Provide only the number of lines in the data below that contain the string "demand".

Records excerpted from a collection

_ _ _ _

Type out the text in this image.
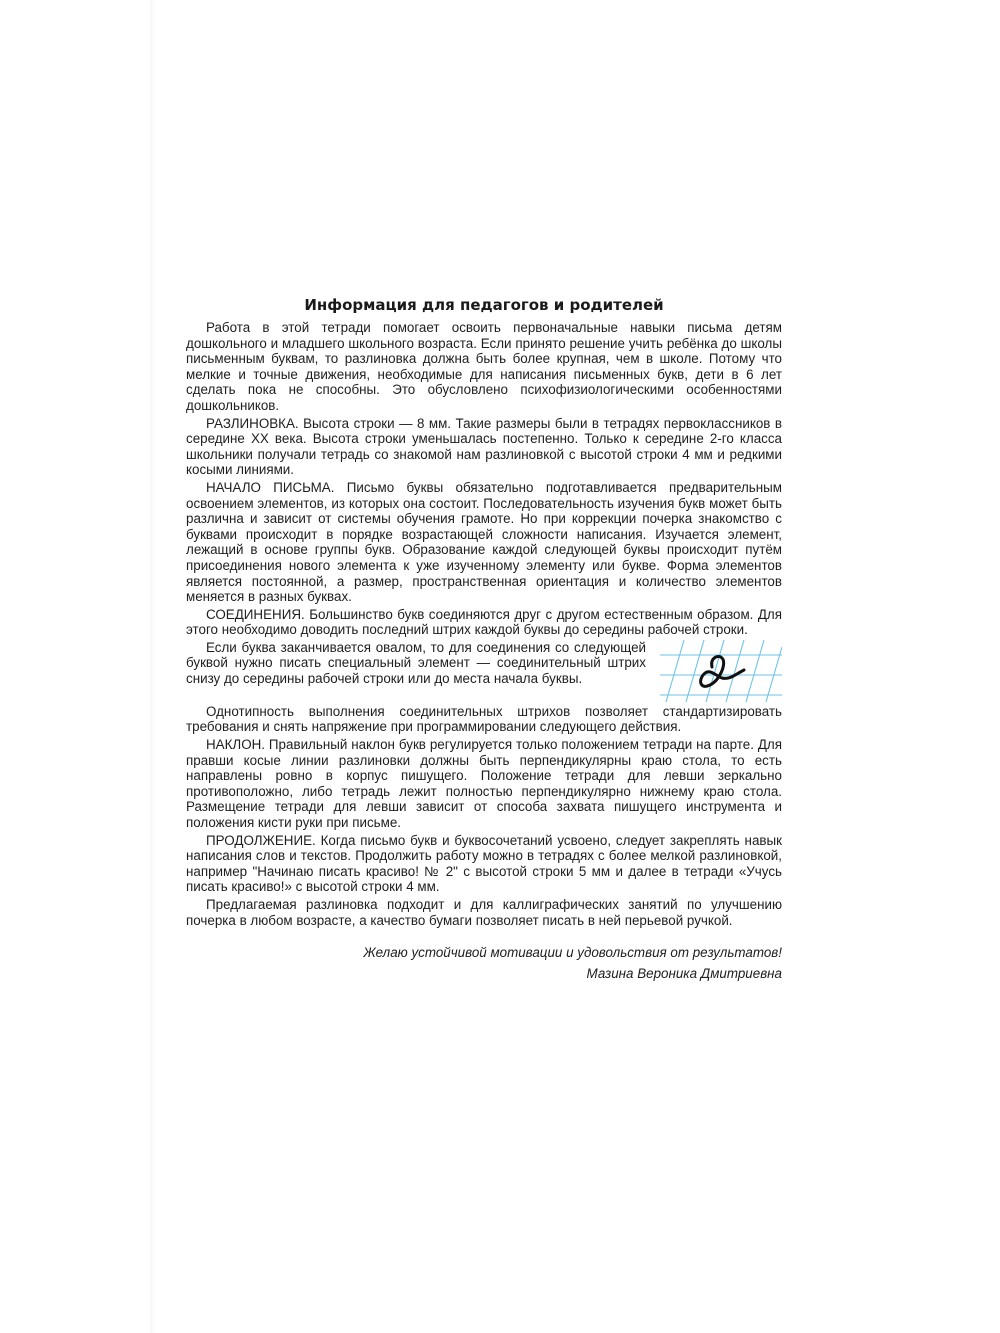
Информация для педагогов и родителей

Работа в этой тетради помогает освоить первоначальные навыки письма детям дошкольного и младшего школьного возраста. Если принято решение учить ребёнка до школы письменным буквам, то разлиновка должна быть более крупная, чем в школе. Потому что мелкие и точные движения, необходимые для написания письменных букв, дети в 6 лет сделать пока не способны. Это обусловлено психофизиологическими особенностями дошкольников.

РАЗЛИНОВКА. Высота строки — 8 мм. Такие размеры были в тетрадях первоклассников в середине XX века. Высота строки уменьшалась постепенно. Только к середине 2-го класса школьники получали тетрадь со знакомой нам разлиновкой с высотой строки 4 мм и редкими косыми линиями.

НАЧАЛО ПИСЬМА. Письмо буквы обязательно подготавливается предварительным освоением элементов, из которых она состоит. Последовательность изучения букв может быть различна и зависит от системы обучения грамоте. Но при коррекции почерка знакомство с буквами происходит в порядке возрастающей сложности написания. Изучается элемент, лежащий в основе группы букв. Образование каждой следующей буквы происходит путём присоединения нового элемента к уже изученному элементу или букве. Форма элементов является постоянной, а размер, пространственная ориентация и количество элементов меняется в разных буквах.

СОЕДИНЕНИЯ. Большинство букв соединяются друг с другом естественным образом. Для этого необходимо доводить последний штрих каждой буквы до середины рабочей строки.

Если буква заканчивается овалом, то для соединения со следующей буквой нужно писать специальный элемент — соединительный штрих снизу до середины рабочей строки или до места начала буквы.

Однотипность выполнения соединительных штрихов позволяет стандартизировать требования и снять напряжение при программировании следующего действия.

НАКЛОН. Правильный наклон букв регулируется только положением тетради на парте. Для правши косые линии разлиновки должны быть перпендикулярны краю стола, то есть направлены ровно в корпус пишущего. Положение тетради для левши зеркально противоположно, либо тетрадь лежит полностью перпендикулярно нижнему краю стола. Размещение тетради для левши зависит от способа захвата пишущего инструмента и положения кисти руки при письме.

ПРОДОЛЖЕНИЕ. Когда письмо букв и буквосочетаний усвоено, следует закреплять навык написания слов и текстов. Продолжить работу можно в тетрадях с более мелкой разлиновкой, например "Начинаю писать красиво! № 2" с высотой строки 5 мм и далее в тетради «Учусь писать красиво!» с высотой строки 4 мм.

Предлагаемая разлиновка подходит и для каллиграфических занятий по улучшению почерка в любом возрасте, а качество бумаги позволяет писать в ней перьевой ручкой.

Желаю устойчивой мотивации и удовольствия от результатов!
Мазина Вероника Дмитриевна
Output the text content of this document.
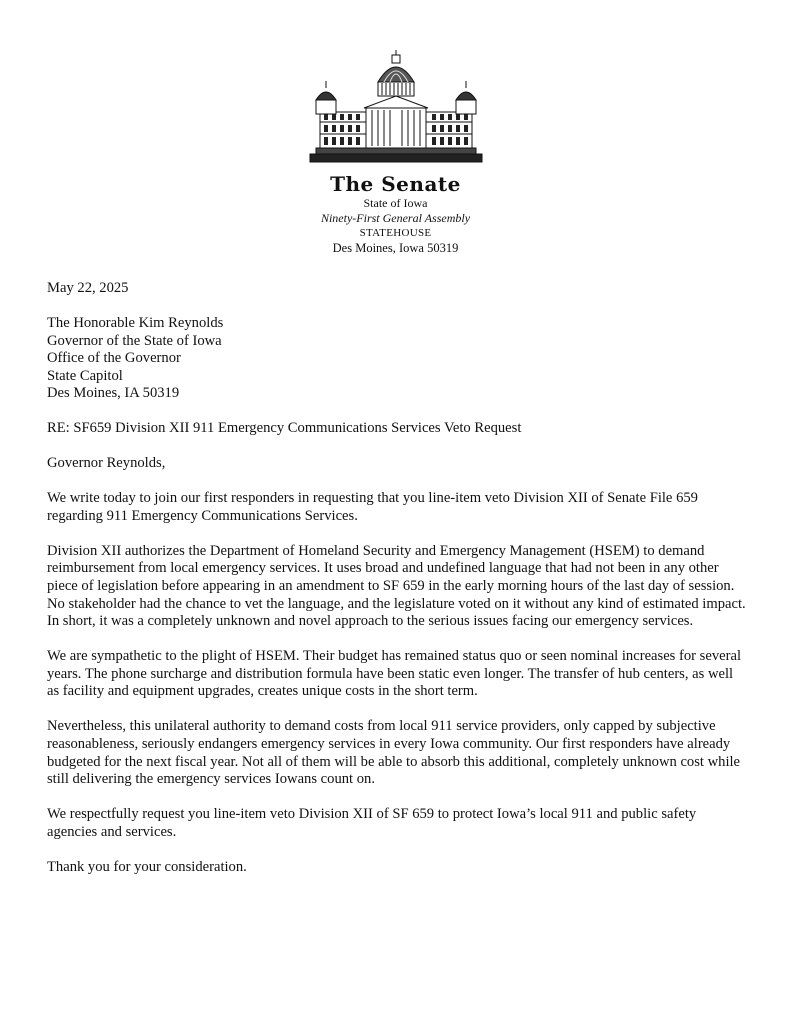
The Senate
State of Iowa
Ninety-First General Assembly
STATEHOUSE
Des Moines, Iowa 50319

May 22, 2025

The Honorable Kim Reynolds
Governor of the State of Iowa
Office of the Governor
State Capitol
Des Moines, IA 50319

RE: SF659 Division XII 911 Emergency Communications Services Veto Request

Governor Reynolds,

We write today to join our first responders in requesting that you line-item veto Division XII of Senate File 659 regarding 911 Emergency Communications Services.

Division XII authorizes the Department of Homeland Security and Emergency Management (HSEM) to demand reimbursement from local emergency services. It uses broad and undefined language that had not been in any other piece of legislation before appearing in an amendment to SF 659 in the early morning hours of the last day of session. No stakeholder had the chance to vet the language, and the legislature voted on it without any kind of estimated impact. In short, it was a completely unknown and novel approach to the serious issues facing our emergency services.

We are sympathetic to the plight of HSEM. Their budget has remained status quo or seen nominal increases for several years. The phone surcharge and distribution formula have been static even longer. The transfer of hub centers, as well as facility and equipment upgrades, creates unique costs in the short term.

Nevertheless, this unilateral authority to demand costs from local 911 service providers, only capped by subjective reasonableness, seriously endangers emergency services in every Iowa community. Our first responders have already budgeted for the next fiscal year. Not all of them will be able to absorb this additional, completely unknown cost while still delivering the emergency services Iowans count on.

We respectfully request you line-item veto Division XII of SF 659 to protect Iowa’s local 911 and public safety agencies and services.

Thank you for your consideration.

_ _ _ _

#### RESULT:
2